TEXT BLOCK:
• • • •

Abstract
As one of the most morphologically conservative branches of the Sino-Tibetan language family, most of the Rgyalrongic languages are still understudied and poorly understood, not to mention their vulnerable or endangered status. It is therefore important for available data of these languages to be made accessible. The present lexical data sets provide comparative word lists of 20 modern and medieval Rgyalrongic languages, consisting of word lists from fieldwork carried out by the first author and other colleagues as well as published word lists by other authors. In particular, data of the two Khroskyabs varieties are collected by the first author from 2011 to 2016. Cognate identification is based on the authors' expertise in Rgyalrong historical linguistics through the neogrammarian comparative method. We curated the data by conducting phonemic segmantation and partial cognate annotation. The data sets can be used by historical linguists interested in the etymology and the phylogeny of the languages in question, and they can use them to answer questions regarding individual word histories or the subgrouping of languages in this important branch of Sino-Tibetan.
Keywords: lexical data; historical linguistics; language phylogeny; Rgyalrongic; Sino-Tibetan; language subgrouping; partial cognate annotation; endangered languages
Plain language summary
Rgyalrongic languages are mainly spoken in Western Sichuan, China, albeit including a now extinct, medieval language, namely Tangut, attested in today’s Ningxia Province. For most non-native speakers, they are the most difficult branch of languages to learn in the Sino-Tibetan family, as they exhibit a large array of word formation strategies such as inflection and derivation. Their word complexity points to their old age and their value in finding out the origin of Sino-Tibetan. This database aims at gathering lexical information of Rgyalrongic languages, in preparation for future work on historical and evolutionary linguistics.
Introduction
Rgyalrongic languages are a Sino-Tibetan branch, mainly spoken in Rngaba Tibetan and Qiang Autonomous Prefecture in Sichuan, China 1, 2 . They are closely related to Lolo-Burmese languages 3 . Apart from their modern varieties, which are mostly endangered or vulnerable, a medieval language, Tangut, is recently recognised to belong to said branch 4 . Rgyalrongic languages are traditionally divided in two sub-branches, the east sub-branch and the west sub-branch. East Rgyalrongic is comprised of four main languages, Situ, Zbu, Japhug and Tshobdun, and West Rgyalrongic of three further sub-branches, Khroskyabs, Stau (aka. Daofu) and Tangut. Recent phylogenetic studies, however, show that Zhaba is also clustered in Rgyalrongic 3 . Thus, it is very likely that language varieties closely linked to Zhaba, such as Queyu and Minyag (aka. Muya, Menya) and Zlarong spoken in the Tibetan Autonmous Region, are also Rgyalrongic languages. These “newcomers” are provisionally termed “Peripheral Rgyalrongic” in the following.

• • • •

TASKS AND EXERCISES:
**A.** Count the lines in the entries that contain the string "quantity", and give only the number.
**B.** Carry on the introduction to the Rgyalrongic languages from its last sentence.
The text on Rgyalrongic languages has no connection to the entries.

• • • •

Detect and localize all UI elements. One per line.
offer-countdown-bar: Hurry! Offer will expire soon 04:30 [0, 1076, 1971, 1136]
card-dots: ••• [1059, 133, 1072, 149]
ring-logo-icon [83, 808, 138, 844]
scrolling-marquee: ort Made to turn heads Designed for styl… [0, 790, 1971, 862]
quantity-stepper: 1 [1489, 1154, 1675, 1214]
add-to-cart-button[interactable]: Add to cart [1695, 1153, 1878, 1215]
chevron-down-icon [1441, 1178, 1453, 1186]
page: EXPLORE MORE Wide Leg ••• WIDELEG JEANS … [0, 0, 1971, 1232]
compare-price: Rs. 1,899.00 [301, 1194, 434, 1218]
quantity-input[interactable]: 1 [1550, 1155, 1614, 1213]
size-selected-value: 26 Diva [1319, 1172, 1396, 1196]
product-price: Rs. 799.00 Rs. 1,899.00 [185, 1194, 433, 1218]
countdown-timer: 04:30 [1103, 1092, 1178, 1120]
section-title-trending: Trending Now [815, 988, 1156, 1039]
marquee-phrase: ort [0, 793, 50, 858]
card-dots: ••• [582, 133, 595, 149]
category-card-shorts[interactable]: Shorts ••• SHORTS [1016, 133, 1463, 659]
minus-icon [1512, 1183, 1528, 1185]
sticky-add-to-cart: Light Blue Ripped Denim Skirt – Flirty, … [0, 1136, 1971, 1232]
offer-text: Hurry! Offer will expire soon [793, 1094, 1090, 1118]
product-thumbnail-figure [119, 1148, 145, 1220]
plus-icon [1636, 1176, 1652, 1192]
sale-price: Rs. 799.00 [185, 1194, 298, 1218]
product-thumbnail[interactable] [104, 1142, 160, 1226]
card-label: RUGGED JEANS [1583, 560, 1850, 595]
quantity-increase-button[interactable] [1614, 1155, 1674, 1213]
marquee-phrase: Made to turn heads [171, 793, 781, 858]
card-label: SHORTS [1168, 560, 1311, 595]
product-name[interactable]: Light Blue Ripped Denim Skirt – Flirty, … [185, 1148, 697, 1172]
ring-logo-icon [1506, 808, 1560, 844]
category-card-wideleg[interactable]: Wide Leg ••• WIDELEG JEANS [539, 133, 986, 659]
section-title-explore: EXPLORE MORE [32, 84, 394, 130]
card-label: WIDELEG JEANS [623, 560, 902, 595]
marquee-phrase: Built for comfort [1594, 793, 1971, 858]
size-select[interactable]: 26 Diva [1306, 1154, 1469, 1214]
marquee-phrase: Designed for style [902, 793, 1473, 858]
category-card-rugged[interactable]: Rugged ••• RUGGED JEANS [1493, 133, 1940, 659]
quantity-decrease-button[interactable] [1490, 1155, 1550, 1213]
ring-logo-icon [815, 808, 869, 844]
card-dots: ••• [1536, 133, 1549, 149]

• • • •

THE REPLIES:
**A.** 4

**B.**
Rgyalrongic is one of the most morphologically conservative branches in the Sino-Tibetan family, and certainly the closest to Proto-Sino-Tibetan compared to all other varieties in China. Therefore, understanding the history of Rgyalrongic languages is vital for the study on the evolution of Sino-Tibetan. The phylogeny of Rgyalrongic with dating information is thus an essential step towards this goal. Lexical data is the most accessible means to approach language phylogeny and has been proven to show accurate results 3, 5 . In order to infer the phylogenetic subgrouping of Rgyalrongic, a lexical dataset with high quality curation is inevitable. This database provides the first annotated resource for the phylogenetic analyses of Rgyalrongic languages. It includes twenty varieties in East, West and Peripheral Rgyalrongic, as shown in the map in Figure 1 and Table 1.
Figure 1. Geographical distribution of the languages in the database.
Table 1. Languages selected for the database.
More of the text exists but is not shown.